— START Input material —

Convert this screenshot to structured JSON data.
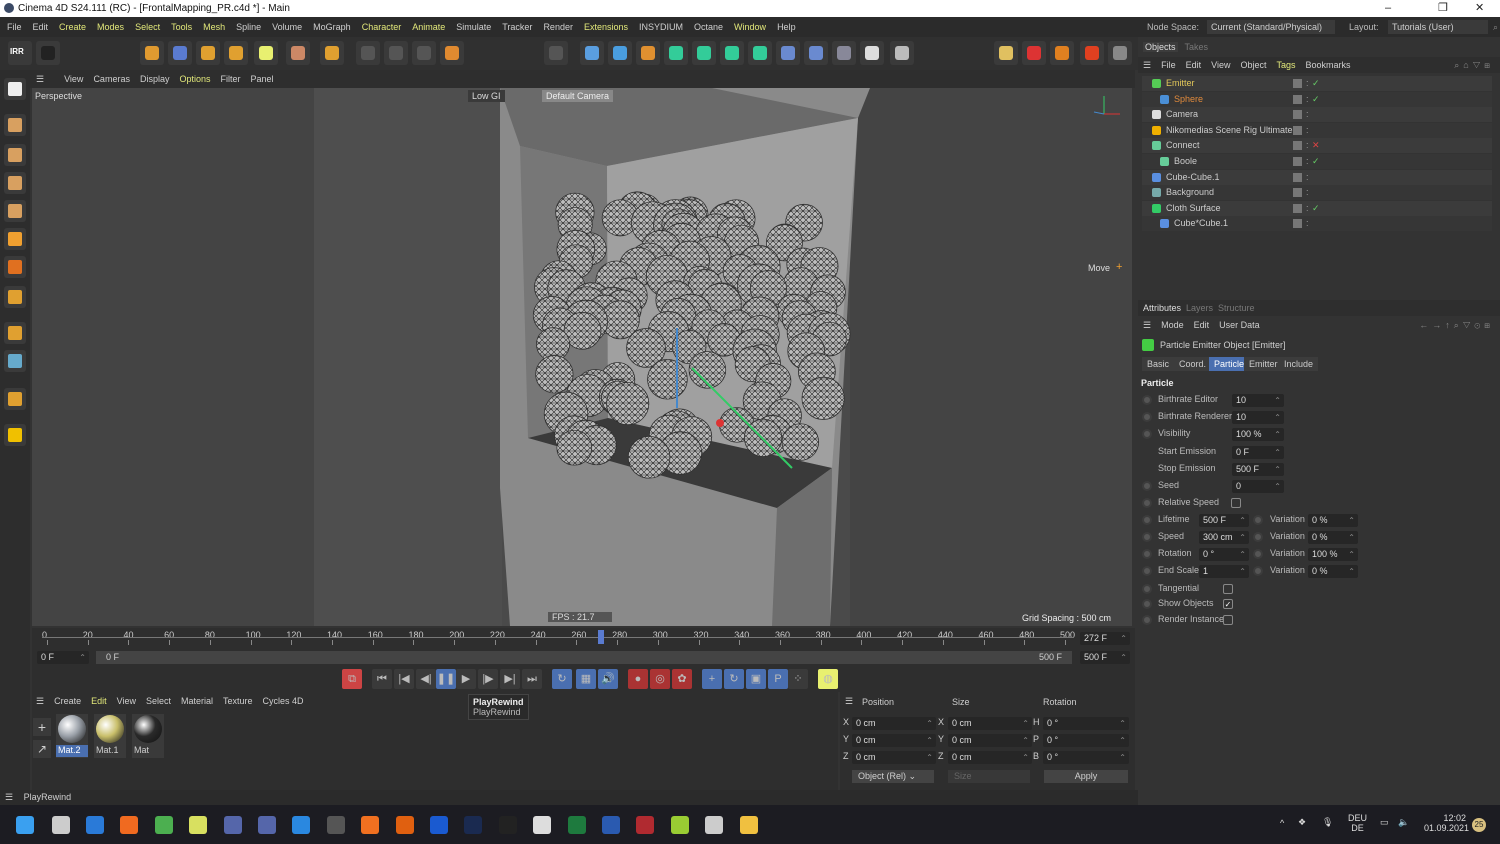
{
  "window": {
    "title": "Cinema 4D S24.111 (RC) - [FrontalMapping_PR.c4d *] - Main",
    "minimize": "–",
    "maximize": "❐",
    "close": "✕"
  },
  "menu": {
    "items": [
      {
        "label": "File"
      },
      {
        "label": "Edit"
      },
      {
        "label": "Create",
        "hl": true
      },
      {
        "label": "Modes",
        "hl": true
      },
      {
        "label": "Select",
        "hl": true
      },
      {
        "label": "Tools",
        "hl": true
      },
      {
        "label": "Mesh",
        "hl": true
      },
      {
        "label": "Spline"
      },
      {
        "label": "Volume"
      },
      {
        "label": "MoGraph"
      },
      {
        "label": "Character",
        "hl": true
      },
      {
        "label": "Animate",
        "hl": true
      },
      {
        "label": "Simulate"
      },
      {
        "label": "Tracker"
      },
      {
        "label": "Render"
      },
      {
        "label": "Extensions",
        "hl": true
      },
      {
        "label": "INSYDIUM"
      },
      {
        "label": "Octane"
      },
      {
        "label": "Window",
        "hl": true
      },
      {
        "label": "Help"
      }
    ],
    "node_space_label": "Node Space:",
    "node_space_value": "Current (Standard/Physical)",
    "layout_label": "Layout:",
    "layout_value": "Tutorials (User)"
  },
  "toolbar": {
    "irr_label": "IRR",
    "icons": [
      "irr-render-icon",
      "render-settings-icon",
      "select-icon",
      "move-icon",
      "rotate-icon",
      "scale-icon",
      "live-select-icon",
      "transform-icon",
      "axis-icon",
      "x-axis-icon",
      "y-axis-icon",
      "z-axis-icon",
      "coordinate-system-icon",
      "render-region-icon",
      "render-view-icon",
      "cube-icon",
      "pen-icon",
      "subdivide-icon",
      "extrude-icon",
      "cloner-icon",
      "array-icon",
      "spline-icon",
      "deformer-icon",
      "floor-icon",
      "camera-icon",
      "light-icon",
      "nikomedias-icon",
      "no-icon",
      "xparticles-icon",
      "xparticles-2-icon",
      "layout-icon"
    ]
  },
  "viewport": {
    "menu": [
      "View",
      "Cameras",
      "Display",
      "Options",
      "Filter",
      "Panel"
    ],
    "menu_hl": 3,
    "label": "Perspective",
    "gi": "Low GI",
    "camera": "Default Camera",
    "tool": "Move",
    "fps": "FPS : 21.7",
    "grid": "Grid Spacing : 500 cm"
  },
  "timeline": {
    "ticks": [
      "0",
      "20",
      "40",
      "60",
      "80",
      "100",
      "120",
      "140",
      "160",
      "180",
      "200",
      "220",
      "240",
      "260",
      "280",
      "300",
      "320",
      "340",
      "360",
      "380",
      "400",
      "420",
      "440",
      "460",
      "480",
      "500"
    ],
    "current_frame": 272,
    "current_label": "272 F",
    "start": "0 F",
    "range_start": "0 F",
    "range_end": "500 F",
    "end": "500 F",
    "max": 500
  },
  "playback": {
    "tooltip_title": "PlayRewind",
    "tooltip_sub": "PlayRewind"
  },
  "materials": {
    "menu": [
      "Create",
      "Edit",
      "View",
      "Select",
      "Material",
      "Texture",
      "Cycles 4D"
    ],
    "menu_hl": 1,
    "items": [
      {
        "name": "Mat.2",
        "color": "#9aa0a8"
      },
      {
        "name": "Mat.1",
        "color": "#c9bf6a"
      },
      {
        "name": "Mat",
        "color": "#2a2a2a"
      }
    ]
  },
  "coords": {
    "headers": [
      "Position",
      "Size",
      "Rotation"
    ],
    "rows": [
      {
        "a": "X",
        "p": "0 cm",
        "b": "X",
        "s": "0 cm",
        "c": "H",
        "r": "0 °"
      },
      {
        "a": "Y",
        "p": "0 cm",
        "b": "Y",
        "s": "0 cm",
        "c": "P",
        "r": "0 °"
      },
      {
        "a": "Z",
        "p": "0 cm",
        "b": "Z",
        "s": "0 cm",
        "c": "B",
        "r": "0 °"
      }
    ],
    "mode": "Object (Rel)",
    "size_mode": "Size",
    "apply": "Apply"
  },
  "status": "PlayRewind",
  "objects": {
    "tabs": [
      "Objects",
      "Takes"
    ],
    "menu": [
      "File",
      "Edit",
      "View",
      "Object",
      "Tags",
      "Bookmarks"
    ],
    "menu_hl": 4,
    "items": [
      {
        "name": "Emitter",
        "depth": 0,
        "color": "#e3c85a",
        "icon": "#5c5",
        "check": "✓"
      },
      {
        "name": "Sphere",
        "depth": 1,
        "color": "#e08a3c",
        "icon": "#4a8fd6",
        "check": "✓"
      },
      {
        "name": "Camera",
        "depth": 0,
        "color": "#ccc",
        "icon": "#ddd",
        "check": ""
      },
      {
        "name": "Nikomedias Scene Rig Ultimate",
        "depth": 0,
        "color": "#ccc",
        "icon": "#f0b000",
        "check": ""
      },
      {
        "name": "Connect",
        "depth": 0,
        "color": "#ccc",
        "icon": "#6c9",
        "check": "✕"
      },
      {
        "name": "Boole",
        "depth": 1,
        "color": "#ccc",
        "icon": "#6c9",
        "check": "✓"
      },
      {
        "name": "Cube-Cube.1",
        "depth": 0,
        "color": "#ccc",
        "icon": "#5a8fe0",
        "check": ""
      },
      {
        "name": "Background",
        "depth": 0,
        "color": "#ccc",
        "icon": "#7aa",
        "check": ""
      },
      {
        "name": "Cloth Surface",
        "depth": 0,
        "color": "#ccc",
        "icon": "#3c6",
        "check": "✓"
      },
      {
        "name": "Cube*Cube.1",
        "depth": 1,
        "color": "#ccc",
        "icon": "#5a8fe0",
        "check": ""
      }
    ]
  },
  "attributes": {
    "tabs": [
      "Attributes",
      "Layers",
      "Structure"
    ],
    "menu": [
      "Mode",
      "Edit",
      "User Data"
    ],
    "title": "Particle Emitter Object [Emitter]",
    "subtabs": [
      "Basic",
      "Coord.",
      "Particle",
      "Emitter",
      "Include"
    ],
    "active_subtab": 2,
    "section": "Particle",
    "fields": [
      {
        "label": "Birthrate Editor",
        "value": "10",
        "radio": true
      },
      {
        "label": "Birthrate Renderer",
        "value": "10",
        "radio": true
      },
      {
        "label": "Visibility",
        "value": "100 %",
        "radio": true
      },
      {
        "label": "Start Emission",
        "value": "0 F",
        "radio": false
      },
      {
        "label": "Stop Emission",
        "value": "500 F",
        "radio": false
      },
      {
        "label": "Seed",
        "value": "0",
        "radio": true
      }
    ],
    "relative_speed": {
      "label": "Relative Speed",
      "checked": false
    },
    "pairs": [
      {
        "label": "Lifetime",
        "value": "500 F",
        "var_label": "Variation",
        "var": "0 %"
      },
      {
        "label": "Speed",
        "value": "300 cm",
        "var_label": "Variation",
        "var": "0 %"
      },
      {
        "label": "Rotation",
        "value": "0 °",
        "var_label": "Variation",
        "var": "100 %"
      },
      {
        "label": "End Scale",
        "value": "1",
        "var_label": "Variation",
        "var": "0 %"
      }
    ],
    "checks": [
      {
        "label": "Tangential",
        "checked": false
      },
      {
        "label": "Show Objects",
        "checked": true
      },
      {
        "label": "Render Instance",
        "checked": false
      }
    ]
  },
  "taskbar": {
    "apps": [
      {
        "name": "windows-start-icon",
        "c": "#3aa0f0"
      },
      {
        "name": "task-view-icon",
        "c": "#ccc"
      },
      {
        "name": "app-blue-icon",
        "c": "#2a7ad8"
      },
      {
        "name": "firefox-icon",
        "c": "#f06a20"
      },
      {
        "name": "chrome-icon",
        "c": "#4caf50"
      },
      {
        "name": "s-app-icon",
        "c": "#d8e060"
      },
      {
        "name": "cinema4d-icon",
        "c": "#5566aa"
      },
      {
        "name": "cinema4d-2-icon",
        "c": "#5566aa"
      },
      {
        "name": "app-b-icon",
        "c": "#2a88e0"
      },
      {
        "name": "davinci-icon",
        "c": "#555"
      },
      {
        "name": "houdini-icon",
        "c": "#f07020"
      },
      {
        "name": "g-app-icon",
        "c": "#e06010"
      },
      {
        "name": "play-app-icon",
        "c": "#1a5ad0"
      },
      {
        "name": "photoshop-icon",
        "c": "#1a2a50"
      },
      {
        "name": "bridge-icon",
        "c": "#222"
      },
      {
        "name": "app-circle-icon",
        "c": "#ddd"
      },
      {
        "name": "excel-icon",
        "c": "#1e7a3e"
      },
      {
        "name": "word-icon",
        "c": "#2a5ab0"
      },
      {
        "name": "access-icon",
        "c": "#b02a30"
      },
      {
        "name": "app-green-icon",
        "c": "#9c3"
      },
      {
        "name": "obs-icon",
        "c": "#ccc"
      },
      {
        "name": "explorer-icon",
        "c": "#f0c040"
      }
    ],
    "lang1": "DEU",
    "lang2": "DE",
    "time": "12:02",
    "date": "01.09.2021",
    "badge": "25"
  }
}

— END Input material —

• What is required: Pick out the lines that include the word "PlayRewind" and write them out.

• Task answer:
    "tooltip_title": "PlayRewind",
    "tooltip_sub": "PlayRewind"
  "status": "PlayRewind",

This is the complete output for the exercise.